Every entry below should be repeated exactly; the pictures should not.

§ **Data in this exercise**
=-=-=-=-=
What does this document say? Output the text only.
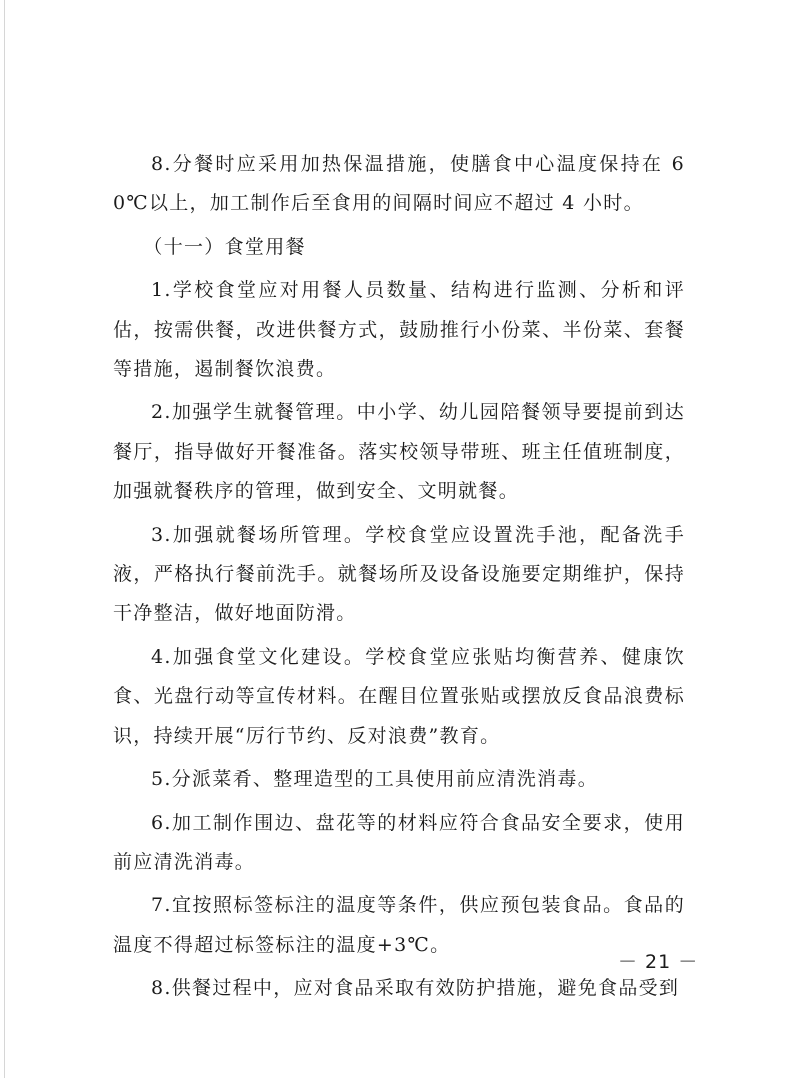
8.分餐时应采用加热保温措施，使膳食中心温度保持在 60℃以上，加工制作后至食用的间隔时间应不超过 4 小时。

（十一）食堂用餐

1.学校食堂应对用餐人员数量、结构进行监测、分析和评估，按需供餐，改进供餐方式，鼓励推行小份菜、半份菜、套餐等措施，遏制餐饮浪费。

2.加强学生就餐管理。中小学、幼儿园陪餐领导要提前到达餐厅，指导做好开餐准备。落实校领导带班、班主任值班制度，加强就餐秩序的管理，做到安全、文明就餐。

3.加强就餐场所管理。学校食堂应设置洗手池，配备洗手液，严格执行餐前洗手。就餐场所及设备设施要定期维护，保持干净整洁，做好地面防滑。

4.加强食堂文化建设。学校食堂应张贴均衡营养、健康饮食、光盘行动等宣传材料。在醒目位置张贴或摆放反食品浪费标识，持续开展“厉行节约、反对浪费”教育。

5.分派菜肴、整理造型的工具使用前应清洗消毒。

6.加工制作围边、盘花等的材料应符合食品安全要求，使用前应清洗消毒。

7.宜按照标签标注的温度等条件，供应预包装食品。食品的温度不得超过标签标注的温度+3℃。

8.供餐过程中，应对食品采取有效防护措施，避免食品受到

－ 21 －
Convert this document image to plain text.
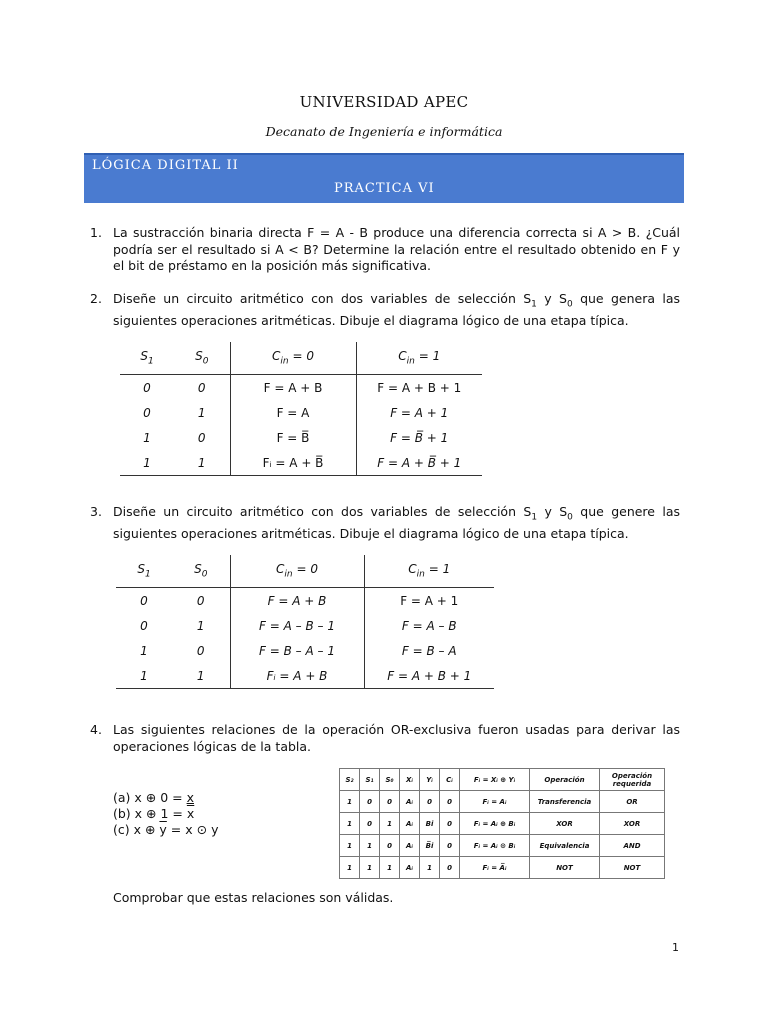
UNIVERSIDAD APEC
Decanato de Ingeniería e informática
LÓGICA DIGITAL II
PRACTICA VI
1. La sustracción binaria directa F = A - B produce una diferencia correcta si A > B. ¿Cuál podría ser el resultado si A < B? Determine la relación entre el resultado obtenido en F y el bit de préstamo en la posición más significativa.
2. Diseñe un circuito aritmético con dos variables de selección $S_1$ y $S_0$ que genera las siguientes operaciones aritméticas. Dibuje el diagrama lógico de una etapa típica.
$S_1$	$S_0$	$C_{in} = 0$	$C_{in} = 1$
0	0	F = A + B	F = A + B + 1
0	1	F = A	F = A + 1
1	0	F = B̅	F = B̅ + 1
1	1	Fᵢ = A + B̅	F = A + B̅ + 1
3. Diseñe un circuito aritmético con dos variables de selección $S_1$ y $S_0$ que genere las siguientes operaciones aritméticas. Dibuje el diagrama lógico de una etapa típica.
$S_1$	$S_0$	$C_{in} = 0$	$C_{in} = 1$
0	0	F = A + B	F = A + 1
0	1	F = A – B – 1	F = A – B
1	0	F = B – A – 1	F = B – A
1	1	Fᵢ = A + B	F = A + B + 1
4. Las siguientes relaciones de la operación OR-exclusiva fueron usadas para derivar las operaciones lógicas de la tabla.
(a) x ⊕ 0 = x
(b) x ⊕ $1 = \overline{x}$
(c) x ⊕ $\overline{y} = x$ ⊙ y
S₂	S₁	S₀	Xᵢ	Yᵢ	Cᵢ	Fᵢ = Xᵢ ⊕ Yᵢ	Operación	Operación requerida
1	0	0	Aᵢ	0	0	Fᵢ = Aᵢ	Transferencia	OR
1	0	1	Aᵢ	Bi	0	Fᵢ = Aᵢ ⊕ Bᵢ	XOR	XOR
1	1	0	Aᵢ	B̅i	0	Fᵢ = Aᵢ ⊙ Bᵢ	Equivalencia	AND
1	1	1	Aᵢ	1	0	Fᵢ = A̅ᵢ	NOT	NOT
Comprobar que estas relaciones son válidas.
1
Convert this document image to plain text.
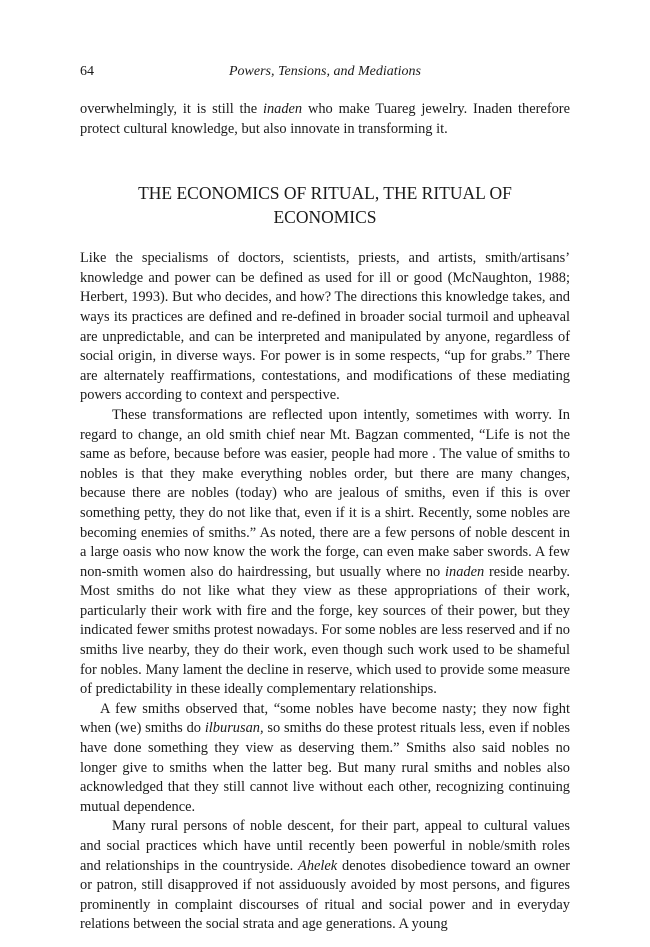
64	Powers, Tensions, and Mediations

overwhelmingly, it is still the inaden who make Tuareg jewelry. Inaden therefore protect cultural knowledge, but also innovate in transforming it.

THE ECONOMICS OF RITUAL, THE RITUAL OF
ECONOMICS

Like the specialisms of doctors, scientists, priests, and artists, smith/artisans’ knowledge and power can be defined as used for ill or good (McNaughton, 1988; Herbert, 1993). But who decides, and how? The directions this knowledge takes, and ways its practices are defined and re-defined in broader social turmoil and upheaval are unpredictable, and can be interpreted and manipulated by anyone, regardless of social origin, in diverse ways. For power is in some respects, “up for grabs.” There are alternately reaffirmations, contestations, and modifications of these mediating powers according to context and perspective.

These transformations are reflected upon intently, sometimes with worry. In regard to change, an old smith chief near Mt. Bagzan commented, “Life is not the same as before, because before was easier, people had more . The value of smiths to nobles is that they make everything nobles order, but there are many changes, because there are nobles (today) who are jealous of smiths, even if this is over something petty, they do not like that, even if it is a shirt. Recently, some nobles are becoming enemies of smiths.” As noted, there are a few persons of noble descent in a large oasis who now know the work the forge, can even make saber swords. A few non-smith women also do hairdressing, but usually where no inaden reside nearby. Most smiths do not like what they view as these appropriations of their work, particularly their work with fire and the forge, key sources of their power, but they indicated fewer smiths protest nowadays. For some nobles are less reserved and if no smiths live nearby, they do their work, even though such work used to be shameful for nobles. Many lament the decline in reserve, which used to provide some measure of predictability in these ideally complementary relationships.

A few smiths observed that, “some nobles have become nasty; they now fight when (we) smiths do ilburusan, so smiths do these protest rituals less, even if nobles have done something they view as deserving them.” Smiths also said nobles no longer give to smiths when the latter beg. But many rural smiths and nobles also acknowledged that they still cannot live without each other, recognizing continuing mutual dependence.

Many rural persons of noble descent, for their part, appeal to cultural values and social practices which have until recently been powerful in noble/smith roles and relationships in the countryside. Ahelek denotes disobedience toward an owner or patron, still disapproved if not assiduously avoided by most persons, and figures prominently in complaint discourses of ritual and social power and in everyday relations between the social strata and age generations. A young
=-=-=-=-=
§ **Solution**
What does this document say? Output the text only.
8.分餐时应采用加热保温措施，使膳食中心温度保持在 60℃以上，加工制作后至食用的间隔时间应不超过 4 小时。

（十一）食堂用餐

1.学校食堂应对用餐人员数量、结构进行监测、分析和评估，按需供餐，改进供餐方式，鼓励推行小份菜、半份菜、套餐等措施，遏制餐饮浪费。

2.加强学生就餐管理。中小学、幼儿园陪餐领导要提前到达餐厅，指导做好开餐准备。落实校领导带班、班主任值班制度，加强就餐秩序的管理，做到安全、文明就餐。

3.加强就餐场所管理。学校食堂应设置洗手池，配备洗手液，严格执行餐前洗手。就餐场所及设备设施要定期维护，保持干净整洁，做好地面防滑。

4.加强食堂文化建设。学校食堂应张贴均衡营养、健康饮食、光盘行动等宣传材料。在醒目位置张贴或摆放反食品浪费标识，持续开展“厉行节约、反对浪费”教育。

5.分派菜肴、整理造型的工具使用前应清洗消毒。

6.加工制作围边、盘花等的材料应符合食品安全要求，使用前应清洗消毒。

7.宜按照标签标注的温度等条件，供应预包装食品。食品的温度不得超过标签标注的温度+3℃。

8.供餐过程中，应对食品采取有效防护措施，避免食品受到

－ 21 －
Convert this document image to plain text.
UNIVERSIDAD APEC
Decanato de Ingeniería e informática
LÓGICA DIGITAL II
PRACTICA VI
1. La sustracción binaria directa F = A - B produce una diferencia correcta si A > B. ¿Cuál podría ser el resultado si A < B? Determine la relación entre el resultado obtenido en F y el bit de préstamo en la posición más significativa.
2. Diseñe un circuito aritmético con dos variables de selección $S_1$ y $S_0$ que genera las siguientes operaciones aritméticas. Dibuje el diagrama lógico de una etapa típica.
$S_1$	$S_0$	$C_{in} = 0$	$C_{in} = 1$
0	0	F = A + B	F = A + B + 1
0	1	F = A	F = A + 1
1	0	F = B̅	F = B̅ + 1
1	1	Fᵢ = A + B̅	F = A + B̅ + 1
3. Diseñe un circuito aritmético con dos variables de selección $S_1$ y $S_0$ que genere las siguientes operaciones aritméticas. Dibuje el diagrama lógico de una etapa típica.
$S_1$	$S_0$	$C_{in} = 0$	$C_{in} = 1$
0	0	F = A + B	F = A + 1
0	1	F = A – B – 1	F = A – B
1	0	F = B – A – 1	F = B – A
1	1	Fᵢ = A + B	F = A + B + 1
4. Las siguientes relaciones de la operación OR-exclusiva fueron usadas para derivar las operaciones lógicas de la tabla.
(a) x ⊕ 0 = x
(b) x ⊕ $1 = \overline{x}$
(c) x ⊕ $\overline{y} = x$ ⊙ y
S₂	S₁	S₀	Xᵢ	Yᵢ	Cᵢ	Fᵢ = Xᵢ ⊕ Yᵢ	Operación	Operación requerida
1	0	0	Aᵢ	0	0	Fᵢ = Aᵢ	Transferencia	OR
1	0	1	Aᵢ	Bi	0	Fᵢ = Aᵢ ⊕ Bᵢ	XOR	XOR
1	1	0	Aᵢ	B̅i	0	Fᵢ = Aᵢ ⊙ Bᵢ	Equivalencia	AND
1	1	1	Aᵢ	1	0	Fᵢ = A̅ᵢ	NOT	NOT
Comprobar que estas relaciones son válidas.
1
Convert this document image to plain text.
64	Powers, Tensions, and Mediations

overwhelmingly, it is still the inaden who make Tuareg jewelry. Inaden therefore protect cultural knowledge, but also innovate in transforming it.

THE ECONOMICS OF RITUAL, THE RITUAL OF
ECONOMICS

Like the specialisms of doctors, scientists, priests, and artists, smith/artisans’ knowledge and power can be defined as used for ill or good (McNaughton, 1988; Herbert, 1993). But who decides, and how? The directions this knowledge takes, and ways its practices are defined and re-defined in broader social turmoil and upheaval are unpredictable, and can be interpreted and manipulated by anyone, regardless of social origin, in diverse ways. For power is in some respects, “up for grabs.” There are alternately reaffirmations, contestations, and modifications of these mediating powers according to context and perspective.

These transformations are reflected upon intently, sometimes with worry. In regard to change, an old smith chief near Mt. Bagzan commented, “Life is not the same as before, because before was easier, people had more . The value of smiths to nobles is that they make everything nobles order, but there are many changes, because there are nobles (today) who are jealous of smiths, even if this is over something petty, they do not like that, even if it is a shirt. Recently, some nobles are becoming enemies of smiths.” As noted, there are a few persons of noble descent in a large oasis who now know the work the forge, can even make saber swords. A few non-smith women also do hairdressing, but usually where no inaden reside nearby. Most smiths do not like what they view as these appropriations of their work, particularly their work with fire and the forge, key sources of their power, but they indicated fewer smiths protest nowadays. For some nobles are less reserved and if no smiths live nearby, they do their work, even though such work used to be shameful for nobles. Many lament the decline in reserve, which used to provide some measure of predictability in these ideally complementary relationships.

A few smiths observed that, “some nobles have become nasty; they now fight when (we) smiths do ilburusan, so smiths do these protest rituals less, even if nobles have done something they view as deserving them.” Smiths also said nobles no longer give to smiths when the latter beg. But many rural smiths and nobles also acknowledged that they still cannot live without each other, recognizing continuing mutual dependence.

Many rural persons of noble descent, for their part, appeal to cultural values and social practices which have until recently been powerful in noble/smith roles and relationships in the countryside. Ahelek denotes disobedience toward an owner or patron, still disapproved if not assiduously avoided by most persons, and figures prominently in complaint discourses of ritual and social power and in everyday relations between the social strata and age generations. A young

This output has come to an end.